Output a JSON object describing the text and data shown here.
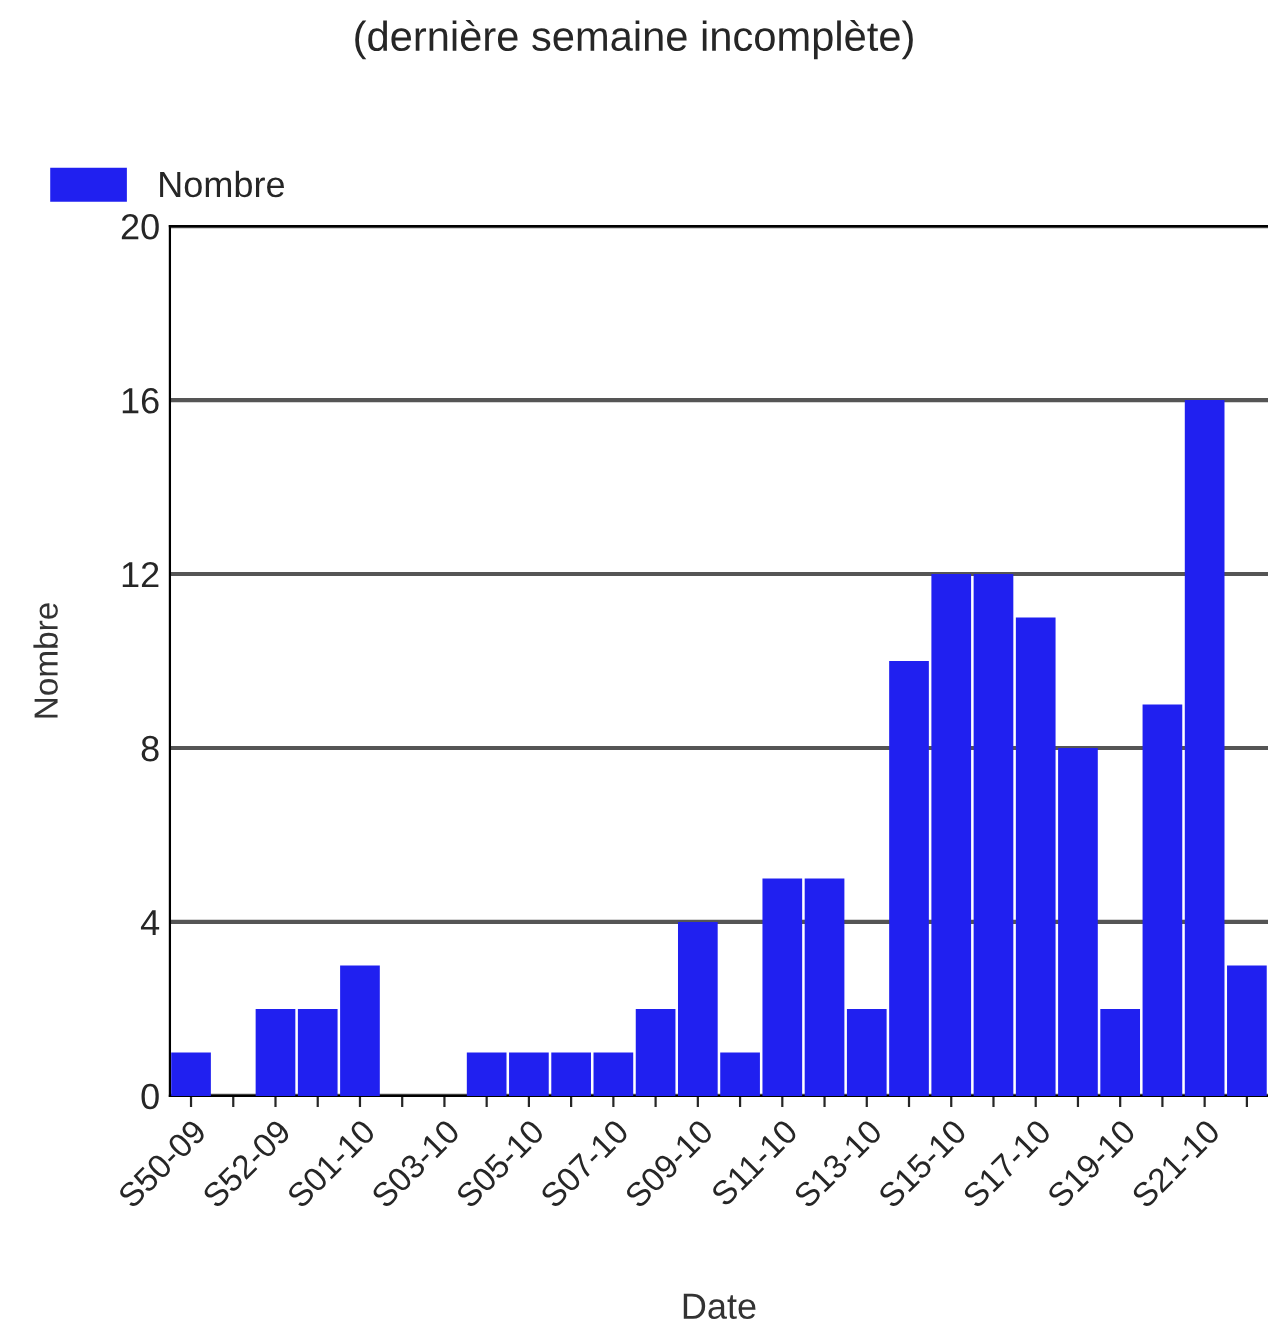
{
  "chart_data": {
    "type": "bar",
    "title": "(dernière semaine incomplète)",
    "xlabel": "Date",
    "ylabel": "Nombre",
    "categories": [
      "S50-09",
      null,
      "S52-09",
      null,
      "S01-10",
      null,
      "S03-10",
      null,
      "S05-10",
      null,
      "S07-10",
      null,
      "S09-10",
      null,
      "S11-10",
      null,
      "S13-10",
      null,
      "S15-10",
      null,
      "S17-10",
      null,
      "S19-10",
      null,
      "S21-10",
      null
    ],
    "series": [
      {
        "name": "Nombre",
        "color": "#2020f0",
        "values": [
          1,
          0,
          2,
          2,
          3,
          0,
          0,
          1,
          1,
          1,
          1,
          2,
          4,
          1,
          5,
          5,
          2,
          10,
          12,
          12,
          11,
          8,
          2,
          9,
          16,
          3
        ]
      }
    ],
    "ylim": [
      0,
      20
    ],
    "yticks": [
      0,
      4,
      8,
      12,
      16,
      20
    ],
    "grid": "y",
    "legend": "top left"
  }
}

▸ YOUR TASK
Omit each picture, then return all of the listing exactly as it stands.

▸ RESPONSE BELOW
Output a JSON object describing the text and data shown here.
{
  "chart_data": {
    "type": "bar",
    "title": "(dernière semaine incomplète)",
    "xlabel": "Date",
    "ylabel": "Nombre",
    "categories": [
      "S50-09",
      null,
      "S52-09",
      null,
      "S01-10",
      null,
      "S03-10",
      null,
      "S05-10",
      null,
      "S07-10",
      null,
      "S09-10",
      null,
      "S11-10",
      null,
      "S13-10",
      null,
      "S15-10",
      null,
      "S17-10",
      null,
      "S19-10",
      null,
      "S21-10",
      null
    ],
    "series": [
      {
        "name": "Nombre",
        "color": "#2020f0",
        "values": [
          1,
          0,
          2,
          2,
          3,
          0,
          0,
          1,
          1,
          1,
          1,
          2,
          4,
          1,
          5,
          5,
          2,
          10,
          12,
          12,
          11,
          8,
          2,
          9,
          16,
          3
        ]
      }
    ],
    "ylim": [
      0,
      20
    ],
    "yticks": [
      0,
      4,
      8,
      12,
      16,
      20
    ],
    "grid": "y",
    "legend": "top left"
  }
}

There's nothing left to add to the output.